• _Opgaven_
**A.** Beantwoord met behulp van de tekst over sinterklaasgedichten:
(i) Wie zit er achter het Instagramaccount @datdenkik?
(ii) Welk cadeau gaf Marthe aan haar moeder bij het gedicht over geur?
(iii) Hoe kun je volgens Marthe een regel ombouwen als rijmen niet lukt?
**B.** Geef uit de tekst over sinterklaasgedichten letterlijk het stuk weer dat begint met de woorden "5 x gouden tips" en eindigt met "te geven dus.".

• _Aangeleverde tekst_
▼

Bij de een vloeit er met gemak een sinterklaasgedicht uit de pen, de ander zit tot pakjesavond met zijn handen in het haar. Het schrijven van een goed gedicht is niet iedereens sterkste punt, maar: geen paniek.
5 x gouden tips voor een goed sinterklaasgedicht
LINDA.nl schakelde de hulp in van @datdenkik. Marthe, die achter het Instagramaccount schuilgaat, heeft allesbehalve moeite met het schrijven van gedichten, zo is te zien op haar pagina. Perfecte kandidaat om ons wat dichttips te geven dus.
1. Alles is input
“Maak voordat je gaat dichten alvast aantekeningen van alle random dingen die in je opkomen en die je later kan gebruiken voor je gedicht”, begint Marthe de eerste tip. Dat kunnen bijvoorbeeld herinneringen zijn, feitjes over de persoon in kwestie, het cadeau waarover je dicht of een paar losse woorden die rijmen. “Als je dan later echt voor je gedicht gaat zitten, begin je niet met lege handen.”
Zo begon Marthe eens met de vrij loze woorden ‘geur van mama’s huis, alleen bij mama’. Dat vormde uiteindelijk de basis voor het sinterklaasgedicht bij de geurstokjes die Marthe aan haar moeder gaf. Een deel van het uiteindelijke resultaat:
De geur van alles dat mag en niets dat moet
De geur van gewoon goed
De geur die je niet op een stokje vindt
Zo weet de Sint
2. Begin niet-rijmend
“Als je toe bent aan ‘echt’ schrijven, begin dan met een verhaal dat nog niet per se rijmend is.” Je hoeft dan nog niet volledig te zijn, maar kan wel al vaststellen welke onderwerpen je wil bespreken. “Dat helpt je om een beetje structuur aan te brengen in je gedicht en daarin echt iets te kunnen vertellen. Rijmen komt later wel”, aldus Marthe.
Zo schreef ze bijvoorbeeld een keer een sinterklaasgedicht voor iemand die ze een opschrijfboekje gaf. “Dat associeerde ik met het feit dat ze altijd duizenden ideeën heeft, maar daar nooit iets mee doet.” De eerste opzet was:
Sint geeft je een boekje
Zo kan je al je ideeën opschrijven
Misschien doe je er dan eindelijk wel een keer iets mee
Later werd dat:
Sint heeft een verzoekje
Schrijf alles in een boekje
Zodat je niets vergeet
Want wie weet
Krijg je nog een keer een goed idee
En dan moet je daar iets mee
3. Bouw regels om
Soms lukt het niet om te rijmen op een regel die je al hebt. “Probeer dan eens die regel om te bouwen, bijvoorbeeld door een andere tijdsvorm te gebruiken”, adviseert Marthe. “Dat zorgt ervoor dat je op een ander woord moet rijmen.”

▲

Gegevensinvoer
▼

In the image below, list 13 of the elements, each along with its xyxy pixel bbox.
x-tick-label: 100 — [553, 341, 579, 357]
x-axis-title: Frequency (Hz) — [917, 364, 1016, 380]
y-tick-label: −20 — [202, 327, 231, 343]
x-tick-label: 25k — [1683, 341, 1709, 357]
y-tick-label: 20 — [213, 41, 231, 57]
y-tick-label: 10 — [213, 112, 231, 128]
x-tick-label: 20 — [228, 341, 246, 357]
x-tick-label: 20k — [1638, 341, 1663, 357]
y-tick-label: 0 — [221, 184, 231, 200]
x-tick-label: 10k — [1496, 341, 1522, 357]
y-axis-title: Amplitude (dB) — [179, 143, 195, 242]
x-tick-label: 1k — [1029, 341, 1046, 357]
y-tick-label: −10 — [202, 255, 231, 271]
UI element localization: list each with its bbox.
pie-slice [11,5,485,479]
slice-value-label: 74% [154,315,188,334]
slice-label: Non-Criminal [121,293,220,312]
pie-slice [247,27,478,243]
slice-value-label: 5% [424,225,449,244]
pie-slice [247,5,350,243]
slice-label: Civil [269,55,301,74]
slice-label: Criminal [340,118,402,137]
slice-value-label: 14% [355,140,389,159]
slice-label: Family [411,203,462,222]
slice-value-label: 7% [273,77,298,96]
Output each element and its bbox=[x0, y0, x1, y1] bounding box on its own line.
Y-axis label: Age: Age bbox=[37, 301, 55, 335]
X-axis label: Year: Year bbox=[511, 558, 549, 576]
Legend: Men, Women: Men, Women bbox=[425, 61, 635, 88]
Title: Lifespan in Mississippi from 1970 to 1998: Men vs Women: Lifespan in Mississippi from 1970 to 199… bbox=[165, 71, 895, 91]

▲

• _Antwoorden hieronder_
**A.**
(i) Marthe.
(ii) Geurstokjes.
(iii) Door bijvoorbeeld een andere tijdsvorm te gebruiken.

**B.**
5 x gouden tips voor een goed sinterklaasgedicht
LINDA.nl schakelde de hulp in van @datdenkik. Marthe, die achter het Instagramaccount schuilgaat, heeft allesbehalve moeite met het schrijven van gedichten, zo is te zien op haar pagina. Perfecte kandidaat om ons wat dichttips te geven dus.